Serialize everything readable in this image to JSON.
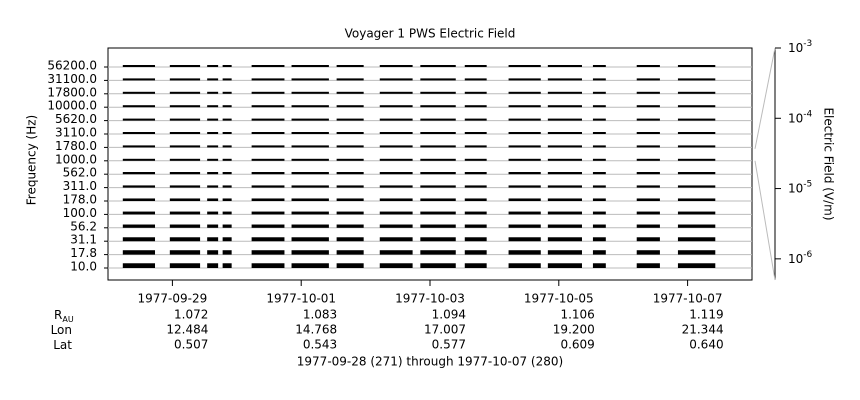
{
  "chart_data": {
    "type": "stacked-spectra",
    "title": "Voyager 1 PWS Electric Field",
    "ylabel": "Frequency (Hz)",
    "y2label": "Electric Field (V/m)",
    "categories": [
      "10.0",
      "17.8",
      "31.1",
      "56.2",
      "100.0",
      "178.0",
      "311.0",
      "562.0",
      "1000.0",
      "1780.0",
      "3110.0",
      "5620.0",
      "10000.0",
      "17800.0",
      "31100.0",
      "56200.0"
    ],
    "series": [
      {
        "name": "Electric Field",
        "color": "#000000",
        "values": [
          1e-05,
          8e-06,
          6e-06,
          4e-06,
          3e-06,
          2.5e-06,
          2e-06,
          2e-06,
          1.5e-06,
          1e-06,
          1e-06,
          1e-06,
          1e-06,
          1e-06,
          1e-06,
          1e-06
        ]
      }
    ],
    "segments": [
      [
        271.23,
        271.73
      ],
      [
        271.96,
        272.43
      ],
      [
        272.54,
        272.71
      ],
      [
        272.78,
        272.92
      ],
      [
        273.23,
        273.74
      ],
      [
        273.85,
        274.43
      ],
      [
        274.55,
        274.97
      ],
      [
        275.22,
        275.73
      ],
      [
        275.85,
        276.4
      ],
      [
        276.54,
        276.88
      ],
      [
        277.22,
        277.72
      ],
      [
        277.83,
        278.36
      ],
      [
        278.53,
        278.73
      ],
      [
        279.21,
        279.57
      ],
      [
        279.85,
        280.43
      ]
    ],
    "xlim": [
      271,
      281
    ],
    "xticks": [
      {
        "value": 272,
        "label": "1977-09-29"
      },
      {
        "value": 274,
        "label": "1977-10-01"
      },
      {
        "value": 276,
        "label": "1977-10-03"
      },
      {
        "value": 278,
        "label": "1977-10-05"
      },
      {
        "value": 280,
        "label": "1977-10-07"
      }
    ],
    "y2lim": [
      5e-07,
      0.001
    ],
    "y2log": true,
    "y2ticks": [
      {
        "value": 1e-06,
        "label": "10",
        "exponent": "-6"
      },
      {
        "value": 1e-05,
        "label": "10",
        "exponent": "-5"
      },
      {
        "value": 0.0001,
        "label": "10",
        "exponent": "-4"
      },
      {
        "value": 0.001,
        "label": "10",
        "exponent": "-3"
      }
    ],
    "ephemeris": [
      {
        "label": "R",
        "label_sub": "AU",
        "values": [
          "1.072",
          "1.083",
          "1.094",
          "1.106",
          "1.119"
        ]
      },
      {
        "label": "Lon",
        "values": [
          "12.484",
          "14.768",
          "17.007",
          "19.200",
          "21.344"
        ]
      },
      {
        "label": "Lat",
        "values": [
          "0.507",
          "0.543",
          "0.577",
          "0.609",
          "0.640"
        ]
      }
    ],
    "footer": "1977-09-28 (271) through 1977-10-07 (280)"
  }
}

* * * * * * * * *

To do =
Scan the material above. Return every line containing the string "exponent".

Correct output =
        "exponent": "-6"
        "exponent": "-5"
        "exponent": "-4"
        "exponent": "-3"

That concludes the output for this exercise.